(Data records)
──────────

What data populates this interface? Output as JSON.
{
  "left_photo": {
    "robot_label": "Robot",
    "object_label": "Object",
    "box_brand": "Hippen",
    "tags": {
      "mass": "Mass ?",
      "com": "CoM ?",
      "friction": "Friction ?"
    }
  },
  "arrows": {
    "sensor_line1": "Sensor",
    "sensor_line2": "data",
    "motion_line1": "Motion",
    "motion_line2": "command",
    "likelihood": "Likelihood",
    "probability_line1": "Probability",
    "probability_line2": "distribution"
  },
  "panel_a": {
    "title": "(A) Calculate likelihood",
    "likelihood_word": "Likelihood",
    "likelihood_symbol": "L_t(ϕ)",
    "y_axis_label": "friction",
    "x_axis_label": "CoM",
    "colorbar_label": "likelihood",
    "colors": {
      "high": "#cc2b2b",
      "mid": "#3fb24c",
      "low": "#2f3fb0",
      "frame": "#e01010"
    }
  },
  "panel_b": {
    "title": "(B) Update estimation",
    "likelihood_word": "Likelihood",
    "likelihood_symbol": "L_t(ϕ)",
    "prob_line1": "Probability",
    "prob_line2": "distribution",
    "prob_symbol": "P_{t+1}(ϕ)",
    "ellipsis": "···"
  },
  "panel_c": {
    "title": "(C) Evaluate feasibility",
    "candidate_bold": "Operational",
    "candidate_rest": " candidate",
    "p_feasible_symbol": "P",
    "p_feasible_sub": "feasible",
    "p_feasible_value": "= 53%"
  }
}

──────────

- Given exercise -
Using the listing above, retype each line exactly.

- Exercise answer -
What data populates this interface? Output as JSON.
{
  "left_photo": {
    "robot_label": "Robot",
    "object_label": "Object",
    "box_brand": "Hippen",
    "tags": {
      "mass": "Mass ?",
      "com": "CoM ?",
      "friction": "Friction ?"
    }
  },
  "arrows": {
    "sensor_line1": "Sensor",
    "sensor_line2": "data",
    "motion_line1": "Motion",
    "motion_line2": "command",
    "likelihood": "Likelihood",
    "probability_line1": "Probability",
    "probability_line2": "distribution"
  },
  "panel_a": {
    "title": "(A) Calculate likelihood",
    "likelihood_word": "Likelihood",
    "likelihood_symbol": "L_t(ϕ)",
    "y_axis_label": "friction",
    "x_axis_label": "CoM",
    "colorbar_label": "likelihood",
    "colors": {
      "high": "#cc2b2b",
      "mid": "#3fb24c",
      "low": "#2f3fb0",
      "frame": "#e01010"
    }
  },
  "panel_b": {
    "title": "(B) Update estimation",
    "likelihood_word": "Likelihood",
    "likelihood_symbol": "L_t(ϕ)",
    "prob_line1": "Probability",
    "prob_line2": "distribution",
    "prob_symbol": "P_{t+1}(ϕ)",
    "ellipsis": "···"
  },
  "panel_c": {
    "title": "(C) Evaluate feasibility",
    "candidate_bold": "Operational",
    "candidate_rest": " candidate",
    "p_feasible_symbol": "P",
    "p_feasible_sub": "feasible",
    "p_feasible_value": "= 53%"
  }
}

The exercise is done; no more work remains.